▶ _EXERCISE OBJECTIVE_
Work out the number of lines containing "from". Give that number alone.

▶ _Entries with figure data_
++++++++

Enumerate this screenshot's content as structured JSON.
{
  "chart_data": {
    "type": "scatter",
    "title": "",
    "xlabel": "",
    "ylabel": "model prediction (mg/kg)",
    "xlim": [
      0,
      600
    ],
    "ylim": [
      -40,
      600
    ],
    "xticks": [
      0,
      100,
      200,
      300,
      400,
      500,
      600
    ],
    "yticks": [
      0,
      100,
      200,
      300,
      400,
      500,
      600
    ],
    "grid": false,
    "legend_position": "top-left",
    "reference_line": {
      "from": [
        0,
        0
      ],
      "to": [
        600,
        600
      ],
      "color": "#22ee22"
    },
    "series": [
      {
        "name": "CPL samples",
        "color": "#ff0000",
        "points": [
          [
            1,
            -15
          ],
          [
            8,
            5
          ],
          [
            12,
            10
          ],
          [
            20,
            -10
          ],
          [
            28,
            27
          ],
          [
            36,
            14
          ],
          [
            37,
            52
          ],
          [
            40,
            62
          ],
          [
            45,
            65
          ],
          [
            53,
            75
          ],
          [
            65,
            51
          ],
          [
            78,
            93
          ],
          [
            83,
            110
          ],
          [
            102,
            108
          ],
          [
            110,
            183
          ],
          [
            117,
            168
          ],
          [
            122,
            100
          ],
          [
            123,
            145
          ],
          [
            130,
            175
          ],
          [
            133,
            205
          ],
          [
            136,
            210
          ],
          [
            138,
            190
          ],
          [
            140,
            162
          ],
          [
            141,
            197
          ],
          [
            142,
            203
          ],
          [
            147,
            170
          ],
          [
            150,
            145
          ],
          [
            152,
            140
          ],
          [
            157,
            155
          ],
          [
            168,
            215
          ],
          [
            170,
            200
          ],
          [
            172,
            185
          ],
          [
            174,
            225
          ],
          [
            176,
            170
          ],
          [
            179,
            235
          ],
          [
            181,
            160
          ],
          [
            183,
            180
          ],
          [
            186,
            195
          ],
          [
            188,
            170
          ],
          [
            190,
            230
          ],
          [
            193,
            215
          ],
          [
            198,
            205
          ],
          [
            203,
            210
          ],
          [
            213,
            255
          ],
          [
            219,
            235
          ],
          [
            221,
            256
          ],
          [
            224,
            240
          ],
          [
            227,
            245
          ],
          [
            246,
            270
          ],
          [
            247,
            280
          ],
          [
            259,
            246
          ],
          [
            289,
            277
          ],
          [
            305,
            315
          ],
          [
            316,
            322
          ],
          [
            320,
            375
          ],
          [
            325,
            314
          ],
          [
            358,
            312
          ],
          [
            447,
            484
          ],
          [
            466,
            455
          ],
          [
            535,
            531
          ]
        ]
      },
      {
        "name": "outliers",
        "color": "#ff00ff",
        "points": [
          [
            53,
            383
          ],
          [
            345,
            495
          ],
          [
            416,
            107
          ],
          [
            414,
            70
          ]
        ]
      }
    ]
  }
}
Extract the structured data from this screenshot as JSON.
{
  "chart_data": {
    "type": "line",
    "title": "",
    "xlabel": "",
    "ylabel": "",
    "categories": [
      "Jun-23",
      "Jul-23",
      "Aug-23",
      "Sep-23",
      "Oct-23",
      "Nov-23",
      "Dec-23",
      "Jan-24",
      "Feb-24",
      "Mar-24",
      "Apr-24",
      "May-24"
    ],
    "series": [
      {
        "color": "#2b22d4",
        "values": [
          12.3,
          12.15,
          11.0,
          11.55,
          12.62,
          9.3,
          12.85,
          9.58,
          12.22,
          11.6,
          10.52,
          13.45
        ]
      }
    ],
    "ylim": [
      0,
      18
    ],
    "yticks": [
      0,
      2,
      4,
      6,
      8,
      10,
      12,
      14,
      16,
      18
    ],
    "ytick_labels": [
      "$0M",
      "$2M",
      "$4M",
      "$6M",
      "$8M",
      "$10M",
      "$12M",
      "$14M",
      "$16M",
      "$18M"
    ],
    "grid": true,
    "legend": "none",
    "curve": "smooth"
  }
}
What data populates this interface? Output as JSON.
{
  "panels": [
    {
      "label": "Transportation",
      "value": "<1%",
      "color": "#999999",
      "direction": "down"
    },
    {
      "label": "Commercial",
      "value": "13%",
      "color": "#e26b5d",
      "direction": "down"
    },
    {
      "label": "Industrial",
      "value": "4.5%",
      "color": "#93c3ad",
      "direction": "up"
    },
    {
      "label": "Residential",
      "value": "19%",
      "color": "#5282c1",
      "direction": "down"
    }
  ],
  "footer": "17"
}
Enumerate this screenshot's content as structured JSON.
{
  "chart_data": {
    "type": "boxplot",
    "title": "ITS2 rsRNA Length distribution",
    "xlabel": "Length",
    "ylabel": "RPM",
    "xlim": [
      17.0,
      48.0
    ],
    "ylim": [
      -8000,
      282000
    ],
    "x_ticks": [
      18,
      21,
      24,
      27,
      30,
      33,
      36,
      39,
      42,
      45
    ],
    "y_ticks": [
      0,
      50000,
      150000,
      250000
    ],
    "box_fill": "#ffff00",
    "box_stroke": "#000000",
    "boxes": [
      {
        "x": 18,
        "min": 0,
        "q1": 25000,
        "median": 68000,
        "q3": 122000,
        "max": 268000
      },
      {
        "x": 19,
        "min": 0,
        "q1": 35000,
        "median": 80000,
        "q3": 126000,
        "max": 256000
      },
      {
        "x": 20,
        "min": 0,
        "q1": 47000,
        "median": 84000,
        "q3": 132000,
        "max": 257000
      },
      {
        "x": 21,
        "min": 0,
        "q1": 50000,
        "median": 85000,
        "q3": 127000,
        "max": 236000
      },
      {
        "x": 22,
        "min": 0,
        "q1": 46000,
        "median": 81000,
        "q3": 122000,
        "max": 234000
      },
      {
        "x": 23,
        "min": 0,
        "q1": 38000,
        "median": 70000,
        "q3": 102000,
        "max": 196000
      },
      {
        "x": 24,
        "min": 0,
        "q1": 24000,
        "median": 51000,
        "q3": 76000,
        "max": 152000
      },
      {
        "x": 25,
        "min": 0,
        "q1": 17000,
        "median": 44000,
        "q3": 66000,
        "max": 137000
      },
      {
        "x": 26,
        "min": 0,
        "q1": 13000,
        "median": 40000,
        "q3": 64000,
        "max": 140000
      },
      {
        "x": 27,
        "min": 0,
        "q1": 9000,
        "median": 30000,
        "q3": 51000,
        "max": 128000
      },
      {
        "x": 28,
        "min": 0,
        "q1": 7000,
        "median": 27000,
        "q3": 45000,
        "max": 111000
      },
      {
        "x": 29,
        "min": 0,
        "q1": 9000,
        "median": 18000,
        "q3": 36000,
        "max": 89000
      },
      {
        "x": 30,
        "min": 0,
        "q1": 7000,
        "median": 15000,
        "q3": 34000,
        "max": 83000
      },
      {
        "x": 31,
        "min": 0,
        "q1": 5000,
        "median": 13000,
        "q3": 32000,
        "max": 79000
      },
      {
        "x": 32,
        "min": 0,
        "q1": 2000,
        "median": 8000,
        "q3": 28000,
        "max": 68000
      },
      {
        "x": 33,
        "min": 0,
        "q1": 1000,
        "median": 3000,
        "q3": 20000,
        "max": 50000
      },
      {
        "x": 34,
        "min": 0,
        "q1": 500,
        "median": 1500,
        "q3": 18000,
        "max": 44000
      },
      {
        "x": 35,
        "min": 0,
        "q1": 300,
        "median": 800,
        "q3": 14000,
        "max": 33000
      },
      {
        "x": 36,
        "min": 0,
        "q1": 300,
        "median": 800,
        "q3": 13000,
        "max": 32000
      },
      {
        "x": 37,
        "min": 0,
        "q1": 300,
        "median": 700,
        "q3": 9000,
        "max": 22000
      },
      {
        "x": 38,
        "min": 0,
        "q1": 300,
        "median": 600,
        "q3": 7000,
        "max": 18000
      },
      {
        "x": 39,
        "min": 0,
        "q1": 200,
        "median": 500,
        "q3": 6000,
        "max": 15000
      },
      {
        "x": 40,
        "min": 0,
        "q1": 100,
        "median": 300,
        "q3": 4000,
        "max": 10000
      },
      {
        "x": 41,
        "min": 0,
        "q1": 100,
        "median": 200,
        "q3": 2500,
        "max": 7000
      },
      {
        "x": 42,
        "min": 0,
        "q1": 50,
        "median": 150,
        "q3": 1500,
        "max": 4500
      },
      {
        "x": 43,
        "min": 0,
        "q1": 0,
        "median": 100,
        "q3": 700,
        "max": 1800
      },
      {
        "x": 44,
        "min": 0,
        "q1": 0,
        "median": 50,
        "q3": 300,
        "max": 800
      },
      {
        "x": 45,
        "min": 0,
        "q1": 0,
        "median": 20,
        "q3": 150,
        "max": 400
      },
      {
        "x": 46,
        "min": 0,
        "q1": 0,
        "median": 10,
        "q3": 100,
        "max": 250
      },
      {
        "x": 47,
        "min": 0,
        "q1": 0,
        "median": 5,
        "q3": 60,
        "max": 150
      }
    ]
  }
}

++++++++

▶ _REPLY_
2